Extracted data entries:
########

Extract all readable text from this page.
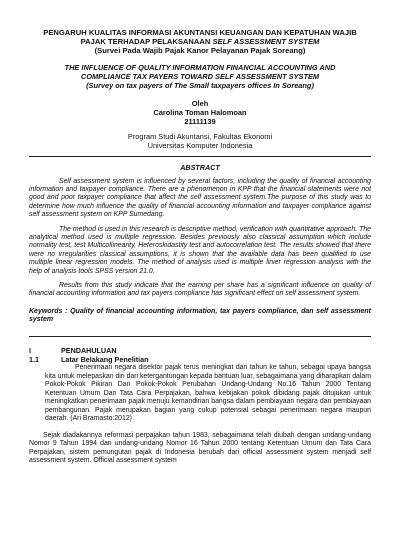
PENGARUH KUALITAS INFORMASI AKUNTANSI KEUANGAN DAN KEPATUHAN WAJIB

PAJAK TERHADAP PELAKSANAAN SELF ASSESSMENT SYSTEM

(Survei Pada Wajib Pajak Kanor Pelayanan Pajak Soreang)

THE INFLUENCE OF QUALITY INFORMATION FINANCIAL ACCOUNTING AND
COMPLIANCE TAX PAYERS TOWARD SELF ASSESSMENT SYSTEM
(Survey on tax payers of The Small taxpayers offices In Soreang)
Oleh
Carolina Toman Halomoan
21111139
Program Studi Akuntansi, Fakultas Ekonomi
Universitas Komputer Indonesia
ABSTRACT

Self assessment system is influenced by several factors, including the quality of financial accounting information and taxpayer compliance. There are a phenomenon in KPP that the financial statements were not good and poor taxpayer compliance that affect the self assessment system.The purpose of this study was to determine how much influence the quality of financial accounting information and taxpayer compliance against self assessment system on KPP Sumedang.

The method is used in this research is descriptive method, verification with quantitative approach. The analytical method used is multiple regression. Besides previously also classical assumption which include normality test, test Multicollinearity, Heteroskidastity test and autocorrelation test. The results showed that there were no irregularities classical assumptions, it is shown that the available data has been qualified to use multiple linear regression models. The method of analysis used is multiple linier regression analysis with the help of analysis tools SPSS version 21.0.

Results from this study indicate that the earning per share has a significant influence on quality of financial accounting information and tax payers compliance has significant effect on self assessment system.

Keywords : Quality of financial accounting information, tax payers compliance, dan self assessment system
I	PENDAHULUAN
1.1	Latar Belakang Penelitian

Penerimaan negara disektor pajak terus meningkat dari tahun ke tahun, sebagai upaya bangsa kita untuk melepaskan diri dari ketergantungan kepada bantuan luar, sebagaimana yang diharapkan dalam Pokok-Pokok Pikiran Dan Pokok-Pokok Perubahan Undang-Undang No.16 Tahun 2000 Tentang Ketentuan Umum Dan Tata Cara Perpajakan, bahwa kebijakan pokok dibidang pajak ditujukan untuk meningkatkan penerimaan pajak menuju kemandirian bangsa dalam pembiayaan negara dan pembiayaan pembangunan. Pajak merupakan bagian yang cukup potensial sebagai penerimaan negara maupun daerah. (Ari Bramasto:2012)

Sejak diadakannya reformasi perpajakan tahun 1983, sebagaimana telah diubah dengan undang-undang Nomor 9 Tahun 1994 dan undang-undang Nomor 16 Tahun 2000 tentang Ketentuan Umum dan Tata Cara Perpajakan, sistem pemungutan pajak di Indonesia berubah dari official assessment system menjadi self assessment system. Official assessment system
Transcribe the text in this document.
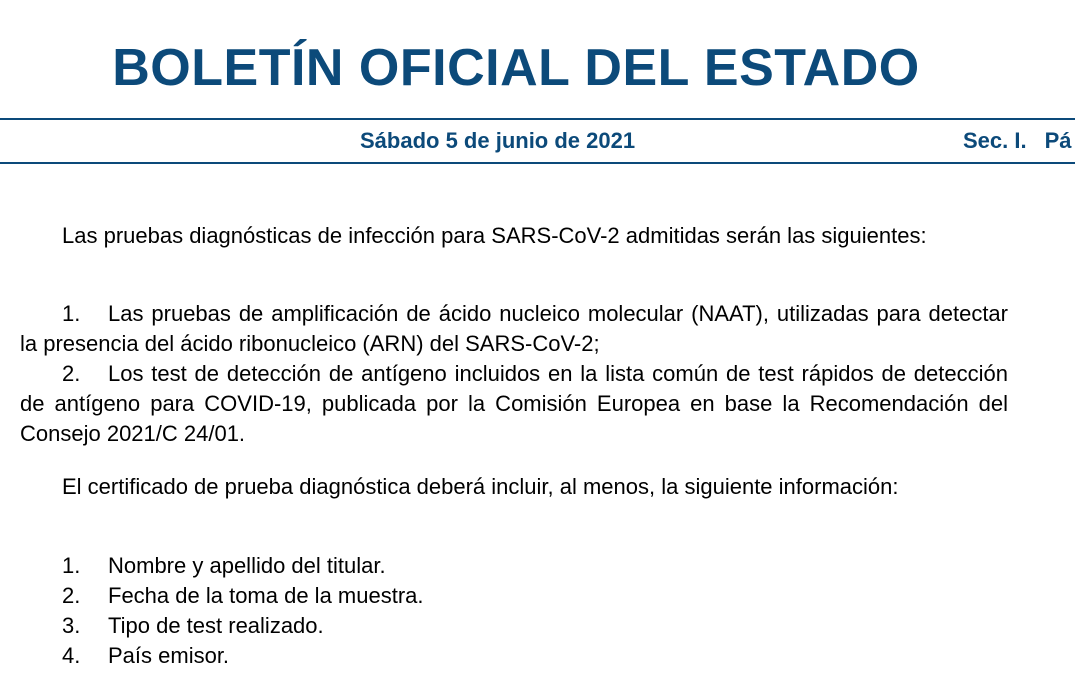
BOLETÍN OFICIAL DEL ESTADO
Sábado 5 de junio de 2021	Sec. I. Pá

Las pruebas diagnósticas de infección para SARS-CoV-2 admitidas serán las siguientes:

1. Las pruebas de amplificación de ácido nucleico molecular (NAAT), utilizadas para detectar la presencia del ácido ribonucleico (ARN) del SARS-CoV-2;

2. Los test de detección de antígeno incluidos en la lista común de test rápidos de detección de antígeno para COVID-19, publicada por la Comisión Europea en base la Recomendación del Consejo 2021/C 24/01.

El certificado de prueba diagnóstica deberá incluir, al menos, la siguiente información:

1. Nombre y apellido del titular.

2. Fecha de la toma de la muestra.

3. Tipo de test realizado.

4. País emisor.
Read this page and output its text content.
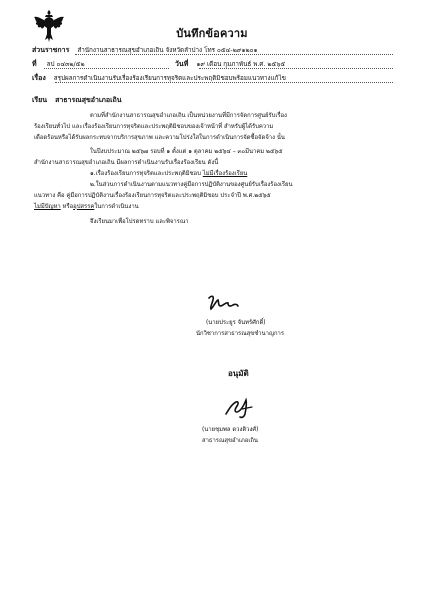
บันทึกข้อความ
ส่วนราชการ สำนักงานสาธารณสุขอำเภอเถิน จังหวัดลำปาง โทร ๐๕๔-๒๙๑๒๐๑
ที่ ลป ๐๔๓๒/๕๒	วันที่ ๑๙ เดือน กุมภาพันธ์ พ.ศ. ๒๕๖๕
เรื่อง สรุปผลการดำเนินงานรับเรื่องร้องเรียนการทุจริตและประพฤติมิชอบพร้อมแนวทางแก้ไข
เรียน สาธารณสุขอำเภอเถิน
ตามที่สำนักงานสาธารณสุขอำเภอเถิน เป็นหน่วยงานที่มีการจัดการศูนย์รับเรื่อง
ร้องเรียนทั่วไป และเรื่องร้องเรียนการทุจริตและประพฤติมิชอบของเจ้าหน้าที่ สำหรับผู้ได้รับความ
เดือดร้อนหรือได้รับผลกระทบจากบริการสุขภาพ และความโปร่งใสในการดำเนินการจัดซื้อจัดจ้าง นั้น
ในปีงบประมาณ ๒๕๖๗ รอบที่ ๑ ตั้งแต่ ๑ ตุลาคม ๒๕๖๔ – ๓๐มีนาคม ๒๕๖๕
สำนักงานสาธารณสุขอำเภอเถิน มีผลการดำเนินงานรับเรื่องร้องเรียน ดังนี้
๑.เรื่องร้องเรียนการทุจริตและประพฤติมิชอบ ไม่มีเรื่องร้องเรียน
๒.ในส่วนการดำเนินงานตามแนวทางคู่มือการปฏิบัติงานของศูนย์รับเรื่องร้องเรียน
แนวทาง คือ คู่มือการปฏิบัติงานเรื่องร้องเรียนการทุจริตและประพฤติมิชอบ ประจำปี พ.ศ.๒๕๖๕
ไม่มีปัญหา หรืออุปสรรคในการดำเนินงาน
จึงเรียนมาเพื่อโปรดทราบ และพิจารณา
(นายประยูร จันทร์ศักดิ์)
นักวิชาการสาธารณสุขชำนาญการ
อนุมัติ
(นายชุมพล ดวงติวงศ์)
สาธารณสุขอำเภอเถิน
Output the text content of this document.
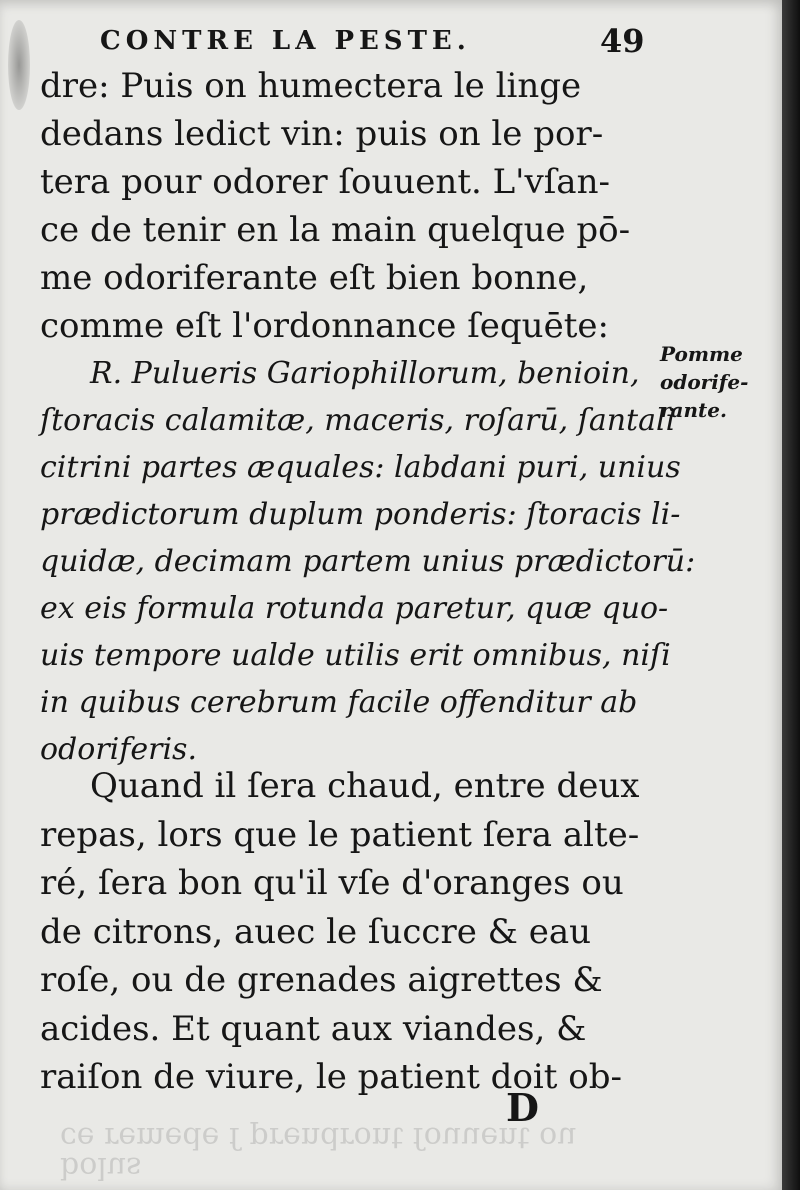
ce remede ſ prendront ſouuent ou
bolus
CONTRE LA PESTE.	49
dre: Puis on humectera le linge
dedans ledict vin: puis on le por-
tera pour odorer ſouuent. L'vſan-
ce de tenir en la main quelque pō-
me odoriferante eſt bien bonne,
comme eſt l'ordonnance ſequēte:
R. Pulueris Gariophillorum, benioin,
ſtoracis calamitæ, maceris, roſarū, ſantali
citrini partes æquales: labdani puri, unius
prædictorum duplum ponderis: ſtoracis li-
quidæ, decimam partem unius prædictorū:
ex eis formula rotunda paretur, quæ quo-
uis tempore ualde utilis erit omnibus, niſi
in quibus cerebrum facile offenditur ab
odoriferis.
Quand il ſera chaud, entre deux
repas, lors que le patient ſera alte-
ré, ſera bon qu'il vſe d'oranges ou
de citrons, auec le ſuccre & eau
roſe, ou de grenades aigrettes &
acides. Et quant aux viandes, &
raiſon de viure, le patient doit ob-
Pomme
odorife-
rante.
D
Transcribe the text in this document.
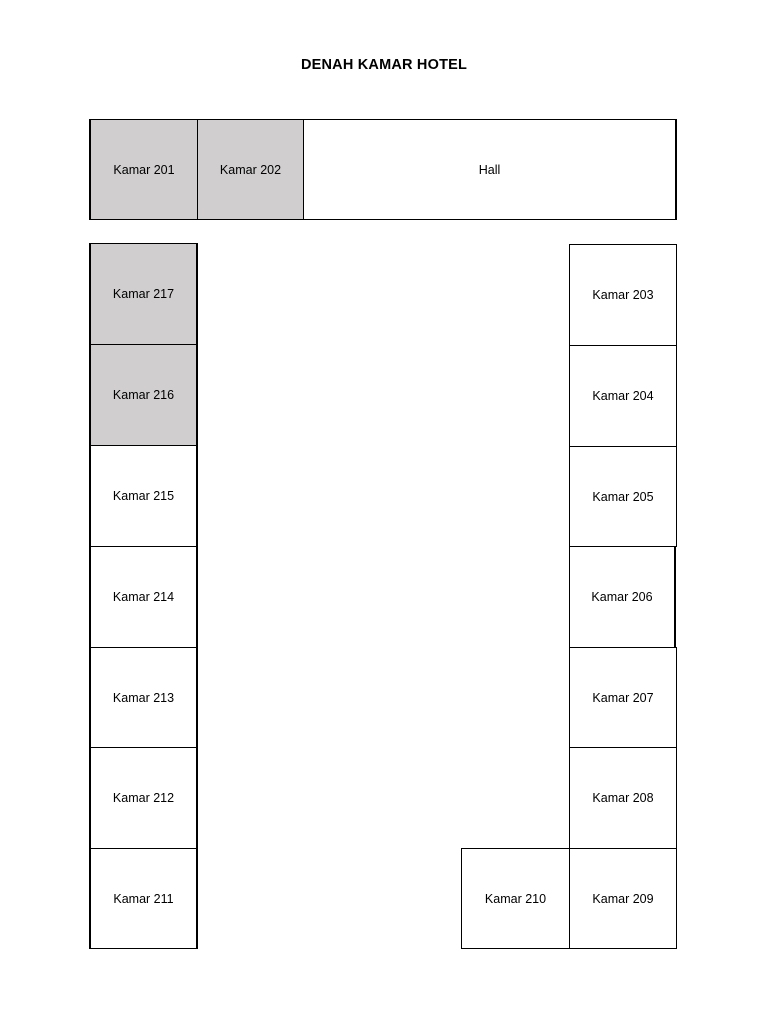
DENAH KAMAR HOTEL
Kamar 201	Kamar 202	Hall
Kamar 217
Kamar 216
Kamar 215
Kamar 214
Kamar 213
Kamar 212
Kamar 211
Kamar 203
Kamar 204
Kamar 205
Kamar 206
Kamar 207
Kamar 208
Kamar 209
Kamar 210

########

Quote verbatim the final run of lines in the material above, from the line that contains "Output the text content of this document." through the very last line, excluding any pictures.

Output the text content of this document.
ce remede ſ prendront ſouuent ou
bolus
CONTRE LA PESTE.	49
dre: Puis on humectera le linge
dedans ledict vin: puis on le por-
tera pour odorer ſouuent. L'vſan-
ce de tenir en la main quelque pō-
me odoriferante eſt bien bonne,
comme eſt l'ordonnance ſequēte:
R. Pulueris Gariophillorum, benioin,
ſtoracis calamitæ, maceris, roſarū, ſantali
citrini partes æquales: labdani puri, unius
prædictorum duplum ponderis: ſtoracis li-
quidæ, decimam partem unius prædictorū:
ex eis formula rotunda paretur, quæ quo-
uis tempore ualde utilis erit omnibus, niſi
in quibus cerebrum facile offenditur ab
odoriferis.
Quand il ſera chaud, entre deux
repas, lors que le patient ſera alte-
ré, ſera bon qu'il vſe d'oranges ou
de citrons, auec le ſuccre & eau
roſe, ou de grenades aigrettes &
acides. Et quant aux viandes, &
raiſon de viure, le patient doit ob-
Pomme
odorife-
rante.
D
Transcribe the text in this document.
DENAH KAMAR HOTEL
Kamar 201	Kamar 202	Hall
Kamar 217
Kamar 216
Kamar 215
Kamar 214
Kamar 213
Kamar 212
Kamar 211
Kamar 203
Kamar 204
Kamar 205
Kamar 206
Kamar 207
Kamar 208
Kamar 209
Kamar 210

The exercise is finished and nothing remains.